======== Material

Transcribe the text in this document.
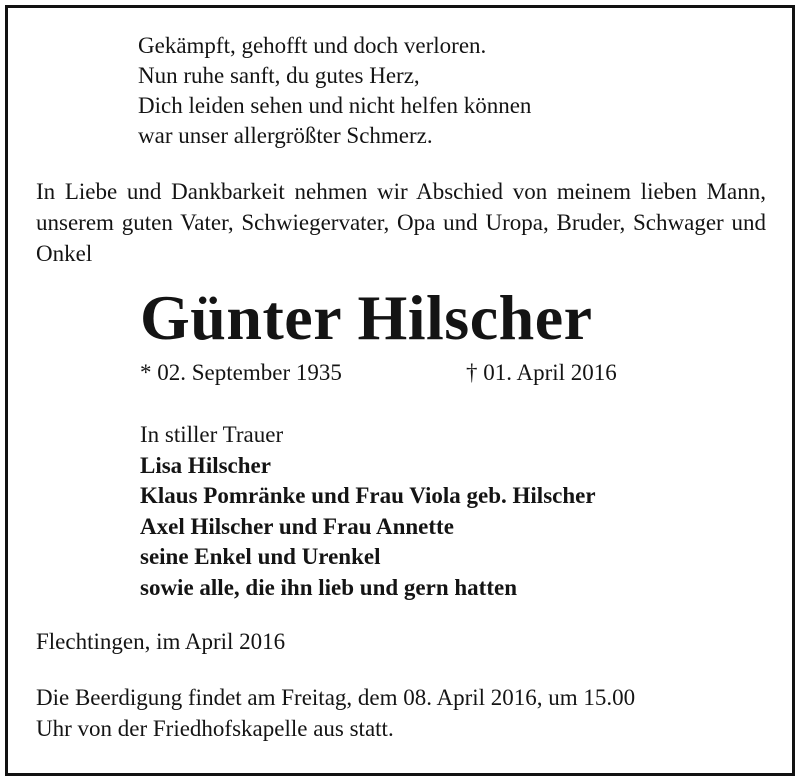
Gekämpft, gehofft und doch verloren.
Nun ruhe sanft, du gutes Herz,
Dich leiden sehen und nicht helfen können
war unser allergrößter Schmerz.
In Liebe und Dankbarkeit nehmen wir Abschied von meinem lieben Mann, unserem guten Vater, Schwiegervater, Opa und Uropa, Bruder, Schwager und Onkel
Günter Hilscher
* 02. September 1935	† 01. April 2016
In stiller Trauer
Lisa Hilscher
Klaus Pomränke und Frau Viola geb. Hilscher
Axel Hilscher und Frau Annette
seine Enkel und Urenkel
sowie alle, die ihn lieb und gern hatten
Flechtingen, im April 2016
Die Beerdigung findet am Freitag, dem 08. April 2016, um 15.00
Uhr von der Friedhofskapelle aus statt.
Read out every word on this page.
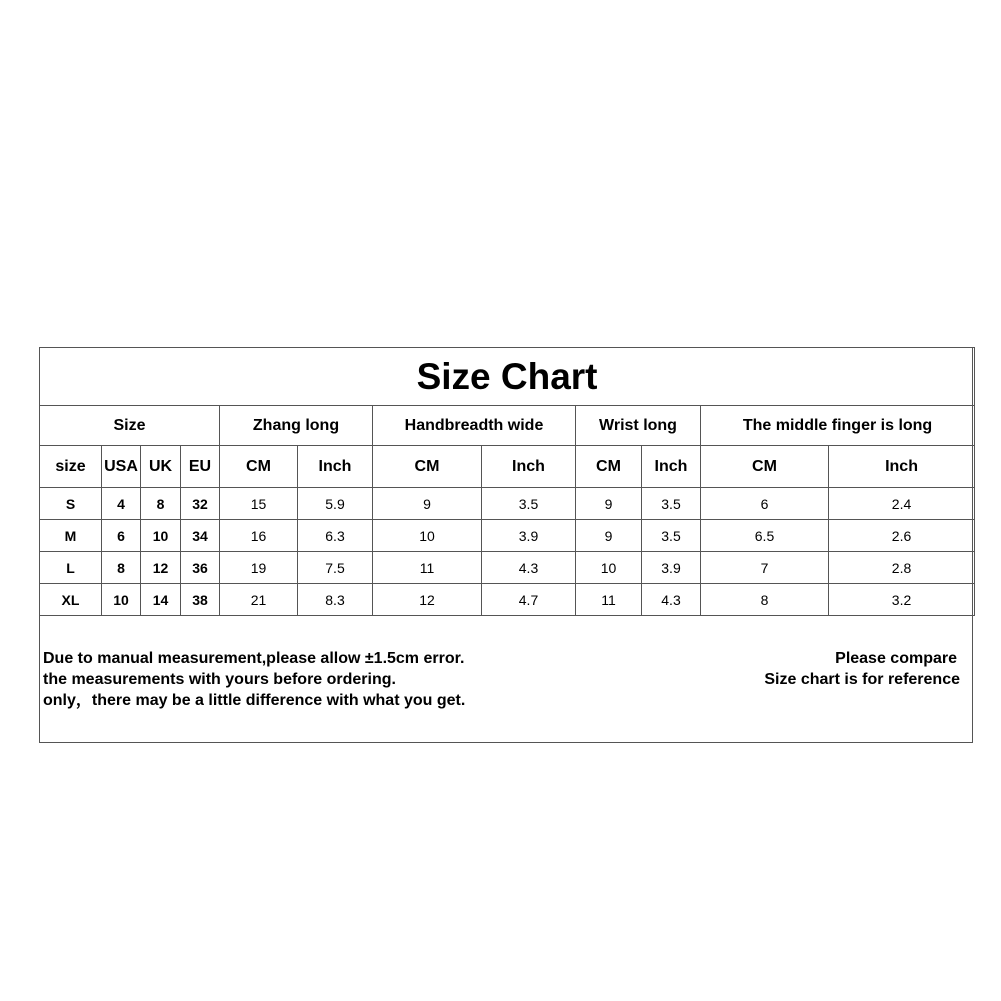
Size Chart											
Size				Zhang long		Handbreadth wide		Wrist long		The middle finger is long	
size	USA	UK	EU	CM	Inch	CM	Inch	CM	Inch	CM	Inch
S	4	8	32	15	5.9	9	3.5	9	3.5	6	2.4
M	6	10	34	16	6.3	10	3.9	9	3.5	6.5	2.6
L	8	12	36	19	7.5	11	4.3	10	3.9	7	2.8
XL	10	14	38	21	8.3	12	4.7	11	4.3	8	3.2
Due to manual measurement,please allow ±1.5cm error.	Please compare
the measurements with yours before ordering.	Size chart is for reference
only，there may be a little difference with what you get.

================

## Task brief
Repeat the data exactly, excluding the pictures.

## Output below
Transcribe the text in this document.
Gekämpft, gehofft und doch verloren.
Nun ruhe sanft, du gutes Herz,
Dich leiden sehen und nicht helfen können
war unser allergrößter Schmerz.
In Liebe und Dankbarkeit nehmen wir Abschied von meinem lieben Mann, unserem guten Vater, Schwiegervater, Opa und Uropa, Bruder, Schwager und Onkel
Günter Hilscher
* 02. September 1935	† 01. April 2016
In stiller Trauer
Lisa Hilscher
Klaus Pomränke und Frau Viola geb. Hilscher
Axel Hilscher und Frau Annette
seine Enkel und Urenkel
sowie alle, die ihn lieb und gern hatten
Flechtingen, im April 2016
Die Beerdigung findet am Freitag, dem 08. April 2016, um 15.00
Uhr von der Friedhofskapelle aus statt.
Read out every word on this page.
Size Chart											
Size				Zhang long		Handbreadth wide		Wrist long		The middle finger is long	
size	USA	UK	EU	CM	Inch	CM	Inch	CM	Inch	CM	Inch
S	4	8	32	15	5.9	9	3.5	9	3.5	6	2.4
M	6	10	34	16	6.3	10	3.9	9	3.5	6.5	2.6
L	8	12	36	19	7.5	11	4.3	10	3.9	7	2.8
XL	10	14	38	21	8.3	12	4.7	11	4.3	8	3.2
Due to manual measurement,please allow ±1.5cm error.	Please compare
the measurements with yours before ordering.	Size chart is for reference
only，there may be a little difference with what you get.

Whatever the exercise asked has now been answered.